EXERCISE DETAILS »
Could you recast all of the entries below as a numbered list, leaving out any blank lines?

>> Begin RECORDS FOR THIS TASK

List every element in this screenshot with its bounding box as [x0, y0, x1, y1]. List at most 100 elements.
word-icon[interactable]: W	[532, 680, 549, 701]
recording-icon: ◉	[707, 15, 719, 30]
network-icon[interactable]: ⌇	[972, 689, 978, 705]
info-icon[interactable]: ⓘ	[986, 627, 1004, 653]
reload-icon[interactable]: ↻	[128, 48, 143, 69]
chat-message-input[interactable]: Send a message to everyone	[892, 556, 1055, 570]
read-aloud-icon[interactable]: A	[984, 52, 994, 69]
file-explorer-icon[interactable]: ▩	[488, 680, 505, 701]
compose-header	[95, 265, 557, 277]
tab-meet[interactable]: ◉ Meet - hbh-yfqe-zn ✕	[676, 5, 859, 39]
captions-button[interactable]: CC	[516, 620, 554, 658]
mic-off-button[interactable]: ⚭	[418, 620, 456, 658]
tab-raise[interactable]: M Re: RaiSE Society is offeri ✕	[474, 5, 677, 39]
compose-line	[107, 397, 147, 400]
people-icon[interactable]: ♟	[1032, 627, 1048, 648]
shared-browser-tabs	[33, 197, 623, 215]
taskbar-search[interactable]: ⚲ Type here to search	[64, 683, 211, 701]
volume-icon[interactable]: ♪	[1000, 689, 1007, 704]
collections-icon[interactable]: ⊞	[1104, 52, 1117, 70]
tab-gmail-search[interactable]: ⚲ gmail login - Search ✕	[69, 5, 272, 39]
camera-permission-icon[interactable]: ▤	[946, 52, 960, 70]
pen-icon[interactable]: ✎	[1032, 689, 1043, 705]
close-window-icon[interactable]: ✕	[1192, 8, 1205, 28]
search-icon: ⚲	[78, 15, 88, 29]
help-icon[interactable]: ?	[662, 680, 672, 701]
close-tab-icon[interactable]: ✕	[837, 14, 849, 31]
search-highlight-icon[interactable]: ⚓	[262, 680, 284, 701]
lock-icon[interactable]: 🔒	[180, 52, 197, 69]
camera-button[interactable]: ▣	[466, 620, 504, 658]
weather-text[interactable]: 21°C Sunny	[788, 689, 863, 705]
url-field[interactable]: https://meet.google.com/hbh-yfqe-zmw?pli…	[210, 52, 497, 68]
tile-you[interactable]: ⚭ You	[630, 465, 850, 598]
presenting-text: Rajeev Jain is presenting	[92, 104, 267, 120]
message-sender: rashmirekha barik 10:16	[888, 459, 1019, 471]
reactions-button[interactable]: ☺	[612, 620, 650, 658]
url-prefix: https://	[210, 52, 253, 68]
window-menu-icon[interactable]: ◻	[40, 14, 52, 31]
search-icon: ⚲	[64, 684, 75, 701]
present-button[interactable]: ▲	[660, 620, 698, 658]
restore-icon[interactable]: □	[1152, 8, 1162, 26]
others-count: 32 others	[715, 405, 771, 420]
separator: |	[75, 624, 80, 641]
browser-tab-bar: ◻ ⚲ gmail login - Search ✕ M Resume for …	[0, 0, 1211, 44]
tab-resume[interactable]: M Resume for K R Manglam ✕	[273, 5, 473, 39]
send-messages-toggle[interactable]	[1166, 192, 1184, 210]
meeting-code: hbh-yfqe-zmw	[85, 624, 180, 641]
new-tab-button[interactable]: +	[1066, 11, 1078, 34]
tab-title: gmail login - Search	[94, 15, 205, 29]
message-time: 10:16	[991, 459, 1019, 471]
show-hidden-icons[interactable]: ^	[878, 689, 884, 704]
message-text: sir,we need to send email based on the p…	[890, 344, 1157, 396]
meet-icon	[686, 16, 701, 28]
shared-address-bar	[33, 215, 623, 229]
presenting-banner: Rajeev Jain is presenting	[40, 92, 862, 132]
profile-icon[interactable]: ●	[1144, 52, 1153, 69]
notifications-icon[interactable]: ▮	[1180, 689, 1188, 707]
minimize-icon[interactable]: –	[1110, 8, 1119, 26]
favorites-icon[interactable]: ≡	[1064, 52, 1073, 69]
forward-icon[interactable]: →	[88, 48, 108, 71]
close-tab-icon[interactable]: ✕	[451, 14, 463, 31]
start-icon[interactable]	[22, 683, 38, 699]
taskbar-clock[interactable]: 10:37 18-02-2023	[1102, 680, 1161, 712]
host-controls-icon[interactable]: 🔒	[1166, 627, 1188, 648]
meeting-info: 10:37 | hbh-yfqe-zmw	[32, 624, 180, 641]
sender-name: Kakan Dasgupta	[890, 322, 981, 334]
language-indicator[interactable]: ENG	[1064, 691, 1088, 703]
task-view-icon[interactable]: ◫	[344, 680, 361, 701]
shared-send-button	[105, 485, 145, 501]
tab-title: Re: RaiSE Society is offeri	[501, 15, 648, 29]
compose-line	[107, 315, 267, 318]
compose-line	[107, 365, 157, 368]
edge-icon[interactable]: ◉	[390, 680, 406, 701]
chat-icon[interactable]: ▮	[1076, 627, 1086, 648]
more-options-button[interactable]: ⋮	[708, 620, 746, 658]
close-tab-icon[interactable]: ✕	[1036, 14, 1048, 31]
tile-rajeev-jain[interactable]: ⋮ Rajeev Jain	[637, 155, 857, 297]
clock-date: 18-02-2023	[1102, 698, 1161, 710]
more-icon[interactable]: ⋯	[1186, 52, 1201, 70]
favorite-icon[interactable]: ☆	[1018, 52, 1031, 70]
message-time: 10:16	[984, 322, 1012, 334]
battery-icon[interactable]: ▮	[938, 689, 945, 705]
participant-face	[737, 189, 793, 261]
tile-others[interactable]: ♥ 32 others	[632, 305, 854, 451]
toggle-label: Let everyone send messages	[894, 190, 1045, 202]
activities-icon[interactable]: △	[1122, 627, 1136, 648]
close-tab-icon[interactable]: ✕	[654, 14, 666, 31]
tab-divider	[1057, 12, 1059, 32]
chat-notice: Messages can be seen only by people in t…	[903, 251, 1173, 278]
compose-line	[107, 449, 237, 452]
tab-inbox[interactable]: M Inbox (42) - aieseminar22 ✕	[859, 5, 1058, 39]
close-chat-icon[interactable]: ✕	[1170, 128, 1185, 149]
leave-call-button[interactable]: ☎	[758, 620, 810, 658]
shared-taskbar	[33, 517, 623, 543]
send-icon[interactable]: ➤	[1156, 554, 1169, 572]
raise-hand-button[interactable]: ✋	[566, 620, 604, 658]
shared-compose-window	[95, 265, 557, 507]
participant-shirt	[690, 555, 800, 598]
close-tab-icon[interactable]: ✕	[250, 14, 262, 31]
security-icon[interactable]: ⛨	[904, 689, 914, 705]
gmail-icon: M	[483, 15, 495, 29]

>> End RECORDS FOR THIS TASK

RESULT OF THIS EXERCISE »
1. List every element in this screenshot with its bounding box as [x0, y0, x1, y1]. List at most 100 elements.
2. word-icon[interactable]: W	[532, 680, 549, 701]
3. recording-icon: ◉	[707, 15, 719, 30]
4. network-icon[interactable]: ⌇	[972, 689, 978, 705]
5. info-icon[interactable]: ⓘ	[986, 627, 1004, 653]
6. reload-icon[interactable]: ↻	[128, 48, 143, 69]
7. chat-message-input[interactable]: Send a message to everyone	[892, 556, 1055, 570]
8. read-aloud-icon[interactable]: A	[984, 52, 994, 69]
9. file-explorer-icon[interactable]: ▩	[488, 680, 505, 701]
10. compose-header	[95, 265, 557, 277]
11. tab-meet[interactable]: ◉ Meet - hbh-yfqe-zn ✕	[676, 5, 859, 39]
12. captions-button[interactable]: CC	[516, 620, 554, 658]
13. mic-off-button[interactable]: ⚭	[418, 620, 456, 658]
14. tab-raise[interactable]: M Re: RaiSE Society is offeri ✕	[474, 5, 677, 39]
15. compose-line	[107, 397, 147, 400]
16. people-icon[interactable]: ♟	[1032, 627, 1048, 648]
17. shared-browser-tabs	[33, 197, 623, 215]
18. taskbar-search[interactable]: ⚲ Type here to search	[64, 683, 211, 701]
19. volume-icon[interactable]: ♪	[1000, 689, 1007, 704]
20. collections-icon[interactable]: ⊞	[1104, 52, 1117, 70]
21. tab-gmail-search[interactable]: ⚲ gmail login - Search ✕	[69, 5, 272, 39]
22. camera-permission-icon[interactable]: ▤	[946, 52, 960, 70]
23. pen-icon[interactable]: ✎	[1032, 689, 1043, 705]
24. close-window-icon[interactable]: ✕	[1192, 8, 1205, 28]
25. search-icon: ⚲	[78, 15, 88, 29]
26. help-icon[interactable]: ?	[662, 680, 672, 701]
27. close-tab-icon[interactable]: ✕	[837, 14, 849, 31]
28. search-highlight-icon[interactable]: ⚓	[262, 680, 284, 701]
29. lock-icon[interactable]: 🔒	[180, 52, 197, 69]
30. camera-button[interactable]: ▣	[466, 620, 504, 658]
31. weather-text[interactable]: 21°C Sunny	[788, 689, 863, 705]
32. url-field[interactable]: https://meet.google.com/hbh-yfqe-zmw?pli…	[210, 52, 497, 68]
33. tile-you[interactable]: ⚭ You	[630, 465, 850, 598]
34. presenting-text: Rajeev Jain is presenting	[92, 104, 267, 120]
35. message-sender: rashmirekha barik 10:16	[888, 459, 1019, 471]
36. reactions-button[interactable]: ☺	[612, 620, 650, 658]
37. url-prefix: https://	[210, 52, 253, 68]
38. window-menu-icon[interactable]: ◻	[40, 14, 52, 31]
39. search-icon: ⚲	[64, 684, 75, 701]
40. present-button[interactable]: ▲	[660, 620, 698, 658]
41. restore-icon[interactable]: □	[1152, 8, 1162, 26]
42. others-count: 32 others	[715, 405, 771, 420]
43. separator: |	[75, 624, 80, 641]
44. browser-tab-bar: ◻ ⚲ gmail login - Search ✕ M Resume for …	[0, 0, 1211, 44]
45. tab-resume[interactable]: M Resume for K R Manglam ✕	[273, 5, 473, 39]
46. send-messages-toggle[interactable]	[1166, 192, 1184, 210]
47. meeting-code: hbh-yfqe-zmw	[85, 624, 180, 641]
48. new-tab-button[interactable]: +	[1066, 11, 1078, 34]
49. tab-title: gmail login - Search	[94, 15, 205, 29]
50. message-time: 10:16	[991, 459, 1019, 471]
51. show-hidden-icons[interactable]: ^	[878, 689, 884, 704]
52. message-text: sir,we need to send email based on the p…	[890, 344, 1157, 396]
53. meet-icon	[686, 16, 701, 28]
54. shared-address-bar	[33, 215, 623, 229]
55. presenting-banner: Rajeev Jain is presenting	[40, 92, 862, 132]
56. profile-icon[interactable]: ●	[1144, 52, 1153, 69]
57. notifications-icon[interactable]: ▮	[1180, 689, 1188, 707]
58. minimize-icon[interactable]: –	[1110, 8, 1119, 26]
59. favorites-icon[interactable]: ≡	[1064, 52, 1073, 69]
60. forward-icon[interactable]: →	[88, 48, 108, 71]
61. close-tab-icon[interactable]: ✕	[451, 14, 463, 31]
62. start-icon[interactable]	[22, 683, 38, 699]
63. taskbar-clock[interactable]: 10:37 18-02-2023	[1102, 680, 1161, 712]
64. host-controls-icon[interactable]: 🔒	[1166, 627, 1188, 648]
65. meeting-info: 10:37 | hbh-yfqe-zmw	[32, 624, 180, 641]
66. sender-name: Kakan Dasgupta	[890, 322, 981, 334]
67. language-indicator[interactable]: ENG	[1064, 691, 1088, 703]
68. task-view-icon[interactable]: ◫	[344, 680, 361, 701]
69. shared-send-button	[105, 485, 145, 501]
70. tab-title: Re: RaiSE Society is offeri	[501, 15, 648, 29]
71. compose-line	[107, 315, 267, 318]
72. compose-line	[107, 365, 157, 368]
73. edge-icon[interactable]: ◉	[390, 680, 406, 701]
74. chat-icon[interactable]: ▮	[1076, 627, 1086, 648]
75. more-options-button[interactable]: ⋮	[708, 620, 746, 658]
76. close-tab-icon[interactable]: ✕	[1036, 14, 1048, 31]
77. tile-rajeev-jain[interactable]: ⋮ Rajeev Jain	[637, 155, 857, 297]
78. clock-date: 18-02-2023	[1102, 698, 1161, 710]
79. more-icon[interactable]: ⋯	[1186, 52, 1201, 70]
80. favorite-icon[interactable]: ☆	[1018, 52, 1031, 70]
81. message-time: 10:16	[984, 322, 1012, 334]
82. battery-icon[interactable]: ▮	[938, 689, 945, 705]
83. participant-face	[737, 189, 793, 261]
84. tile-others[interactable]: ♥ 32 others	[632, 305, 854, 451]
85. toggle-label: Let everyone send messages	[894, 190, 1045, 202]
86. activities-icon[interactable]: △	[1122, 627, 1136, 648]
87. close-tab-icon[interactable]: ✕	[654, 14, 666, 31]
88. tab-divider	[1057, 12, 1059, 32]
89. chat-notice: Messages can be seen only by people in t…	[903, 251, 1173, 278]
90. compose-line	[107, 449, 237, 452]
91. tab-inbox[interactable]: M Inbox (42) - aieseminar22 ✕	[859, 5, 1058, 39]
92. close-chat-icon[interactable]: ✕	[1170, 128, 1185, 149]
93. leave-call-button[interactable]: ☎	[758, 620, 810, 658]
94. shared-taskbar	[33, 517, 623, 543]
95. send-icon[interactable]: ➤	[1156, 554, 1169, 572]
96. raise-hand-button[interactable]: ✋	[566, 620, 604, 658]
97. shared-compose-window	[95, 265, 557, 507]
98. participant-shirt	[690, 555, 800, 598]
99. close-tab-icon[interactable]: ✕	[250, 14, 262, 31]
100. security-icon[interactable]: ⛨	[904, 689, 914, 705]
101. gmail-icon: M	[483, 15, 495, 29]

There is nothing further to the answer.